• **Written exercise**:
Answer with one number: how many lines have "this".

• **Records shown**:

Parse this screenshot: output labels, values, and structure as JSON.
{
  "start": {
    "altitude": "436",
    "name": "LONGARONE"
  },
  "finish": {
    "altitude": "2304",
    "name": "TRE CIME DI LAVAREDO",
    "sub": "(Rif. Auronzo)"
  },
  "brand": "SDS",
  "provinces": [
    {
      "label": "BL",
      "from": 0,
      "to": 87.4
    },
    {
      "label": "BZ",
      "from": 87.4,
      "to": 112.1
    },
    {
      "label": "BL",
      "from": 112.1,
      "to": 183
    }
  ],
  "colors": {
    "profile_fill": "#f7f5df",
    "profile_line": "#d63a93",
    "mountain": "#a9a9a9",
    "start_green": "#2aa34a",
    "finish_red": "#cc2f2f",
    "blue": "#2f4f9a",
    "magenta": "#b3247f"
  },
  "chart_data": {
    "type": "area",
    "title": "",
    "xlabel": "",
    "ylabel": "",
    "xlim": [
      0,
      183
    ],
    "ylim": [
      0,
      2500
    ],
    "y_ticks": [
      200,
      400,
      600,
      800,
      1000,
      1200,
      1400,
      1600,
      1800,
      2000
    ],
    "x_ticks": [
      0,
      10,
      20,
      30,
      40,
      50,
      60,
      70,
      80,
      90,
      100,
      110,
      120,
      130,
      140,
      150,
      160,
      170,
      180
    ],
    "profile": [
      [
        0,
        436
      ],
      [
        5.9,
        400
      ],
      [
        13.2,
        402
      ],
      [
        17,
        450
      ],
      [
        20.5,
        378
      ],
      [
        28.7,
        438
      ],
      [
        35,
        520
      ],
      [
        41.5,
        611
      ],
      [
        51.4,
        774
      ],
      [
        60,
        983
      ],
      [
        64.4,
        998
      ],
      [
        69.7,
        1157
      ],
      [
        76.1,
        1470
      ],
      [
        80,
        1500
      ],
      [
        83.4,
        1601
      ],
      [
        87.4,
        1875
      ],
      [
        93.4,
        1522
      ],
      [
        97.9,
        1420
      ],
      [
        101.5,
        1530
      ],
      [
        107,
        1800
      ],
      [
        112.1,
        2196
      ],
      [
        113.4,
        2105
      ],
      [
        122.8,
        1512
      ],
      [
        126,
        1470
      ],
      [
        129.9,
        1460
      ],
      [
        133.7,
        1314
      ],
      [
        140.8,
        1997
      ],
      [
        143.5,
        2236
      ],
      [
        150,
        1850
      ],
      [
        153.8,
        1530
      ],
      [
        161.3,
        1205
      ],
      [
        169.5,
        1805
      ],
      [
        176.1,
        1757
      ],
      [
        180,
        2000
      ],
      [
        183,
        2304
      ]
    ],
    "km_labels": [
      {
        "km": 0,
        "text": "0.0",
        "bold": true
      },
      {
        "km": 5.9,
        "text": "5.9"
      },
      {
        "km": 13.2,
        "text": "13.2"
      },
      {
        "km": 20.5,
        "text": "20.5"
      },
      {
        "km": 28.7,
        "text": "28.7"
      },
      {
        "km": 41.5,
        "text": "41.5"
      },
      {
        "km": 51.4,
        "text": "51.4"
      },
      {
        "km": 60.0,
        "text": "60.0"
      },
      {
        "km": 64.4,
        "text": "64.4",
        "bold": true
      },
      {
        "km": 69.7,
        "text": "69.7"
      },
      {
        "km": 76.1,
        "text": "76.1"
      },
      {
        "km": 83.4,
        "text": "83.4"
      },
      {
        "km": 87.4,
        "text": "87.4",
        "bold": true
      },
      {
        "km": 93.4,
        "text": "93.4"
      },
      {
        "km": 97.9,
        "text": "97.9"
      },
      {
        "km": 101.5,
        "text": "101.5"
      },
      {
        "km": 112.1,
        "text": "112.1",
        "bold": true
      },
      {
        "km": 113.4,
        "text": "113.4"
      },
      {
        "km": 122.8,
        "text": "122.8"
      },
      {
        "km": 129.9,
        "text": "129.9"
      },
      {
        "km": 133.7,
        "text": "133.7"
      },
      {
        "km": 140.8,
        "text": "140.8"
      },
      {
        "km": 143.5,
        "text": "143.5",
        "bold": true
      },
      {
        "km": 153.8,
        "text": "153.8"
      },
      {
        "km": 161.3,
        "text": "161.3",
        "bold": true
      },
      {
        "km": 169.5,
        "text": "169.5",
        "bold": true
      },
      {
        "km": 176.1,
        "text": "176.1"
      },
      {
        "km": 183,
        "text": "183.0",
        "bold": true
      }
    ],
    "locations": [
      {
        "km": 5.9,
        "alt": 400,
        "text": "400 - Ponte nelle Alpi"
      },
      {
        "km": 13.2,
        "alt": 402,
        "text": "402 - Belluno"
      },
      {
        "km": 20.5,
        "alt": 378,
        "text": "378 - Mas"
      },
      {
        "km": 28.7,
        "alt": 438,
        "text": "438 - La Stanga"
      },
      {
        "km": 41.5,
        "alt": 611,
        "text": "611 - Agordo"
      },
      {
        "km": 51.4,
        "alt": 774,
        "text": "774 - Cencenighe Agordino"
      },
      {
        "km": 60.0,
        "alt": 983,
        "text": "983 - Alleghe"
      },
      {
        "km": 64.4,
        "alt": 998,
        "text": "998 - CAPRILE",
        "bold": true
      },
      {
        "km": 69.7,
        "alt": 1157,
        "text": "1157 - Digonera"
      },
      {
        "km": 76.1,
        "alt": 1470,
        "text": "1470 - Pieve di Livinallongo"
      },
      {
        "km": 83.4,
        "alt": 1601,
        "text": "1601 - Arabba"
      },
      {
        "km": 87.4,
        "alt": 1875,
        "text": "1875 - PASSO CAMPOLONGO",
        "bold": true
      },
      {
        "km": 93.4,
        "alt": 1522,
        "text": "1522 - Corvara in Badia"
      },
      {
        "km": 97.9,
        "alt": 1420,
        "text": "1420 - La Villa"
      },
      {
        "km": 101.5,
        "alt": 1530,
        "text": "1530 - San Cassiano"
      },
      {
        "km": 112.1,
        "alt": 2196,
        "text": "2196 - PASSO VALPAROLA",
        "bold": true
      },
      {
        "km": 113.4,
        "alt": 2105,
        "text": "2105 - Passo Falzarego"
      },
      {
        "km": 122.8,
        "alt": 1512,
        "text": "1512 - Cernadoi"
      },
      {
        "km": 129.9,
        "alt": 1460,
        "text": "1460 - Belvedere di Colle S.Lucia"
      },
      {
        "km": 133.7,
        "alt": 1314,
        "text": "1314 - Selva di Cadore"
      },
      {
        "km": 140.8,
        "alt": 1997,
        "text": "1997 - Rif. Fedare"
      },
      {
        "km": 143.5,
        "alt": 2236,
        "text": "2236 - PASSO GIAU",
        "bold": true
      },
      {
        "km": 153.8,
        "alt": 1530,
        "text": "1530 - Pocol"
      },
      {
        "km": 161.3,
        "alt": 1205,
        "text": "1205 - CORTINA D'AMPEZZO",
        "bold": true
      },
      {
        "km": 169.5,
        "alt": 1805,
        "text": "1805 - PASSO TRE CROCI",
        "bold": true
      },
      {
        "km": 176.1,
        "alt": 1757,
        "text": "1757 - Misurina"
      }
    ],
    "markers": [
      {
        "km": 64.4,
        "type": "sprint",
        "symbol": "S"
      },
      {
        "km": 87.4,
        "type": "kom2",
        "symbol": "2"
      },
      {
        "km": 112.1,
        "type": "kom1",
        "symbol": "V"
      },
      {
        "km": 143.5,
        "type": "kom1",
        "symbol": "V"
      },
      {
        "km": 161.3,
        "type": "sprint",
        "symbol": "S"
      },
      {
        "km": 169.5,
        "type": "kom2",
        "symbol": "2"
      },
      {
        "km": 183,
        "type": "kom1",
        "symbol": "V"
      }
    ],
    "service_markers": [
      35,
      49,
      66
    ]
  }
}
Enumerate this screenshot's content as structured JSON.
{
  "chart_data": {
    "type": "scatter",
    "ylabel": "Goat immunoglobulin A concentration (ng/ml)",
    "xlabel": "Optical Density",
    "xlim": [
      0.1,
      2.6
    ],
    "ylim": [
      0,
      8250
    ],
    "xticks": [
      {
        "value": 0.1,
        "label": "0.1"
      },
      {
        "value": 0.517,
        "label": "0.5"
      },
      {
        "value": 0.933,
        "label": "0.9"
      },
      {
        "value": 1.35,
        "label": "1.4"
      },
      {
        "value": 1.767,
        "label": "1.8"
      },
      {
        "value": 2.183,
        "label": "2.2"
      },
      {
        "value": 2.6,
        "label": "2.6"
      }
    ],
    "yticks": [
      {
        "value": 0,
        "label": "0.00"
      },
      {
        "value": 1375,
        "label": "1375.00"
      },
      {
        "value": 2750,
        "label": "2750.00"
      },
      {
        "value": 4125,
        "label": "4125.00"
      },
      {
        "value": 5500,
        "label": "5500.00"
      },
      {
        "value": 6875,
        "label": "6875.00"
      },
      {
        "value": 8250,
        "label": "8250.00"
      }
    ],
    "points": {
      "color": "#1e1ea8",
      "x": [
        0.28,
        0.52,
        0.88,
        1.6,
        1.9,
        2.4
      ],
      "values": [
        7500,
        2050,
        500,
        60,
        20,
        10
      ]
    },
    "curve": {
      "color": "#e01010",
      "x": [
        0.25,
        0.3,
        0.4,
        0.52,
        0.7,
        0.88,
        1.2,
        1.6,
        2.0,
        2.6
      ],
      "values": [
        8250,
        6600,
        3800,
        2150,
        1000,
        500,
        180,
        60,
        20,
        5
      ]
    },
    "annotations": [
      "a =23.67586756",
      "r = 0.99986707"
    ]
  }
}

• **Complete output**:
2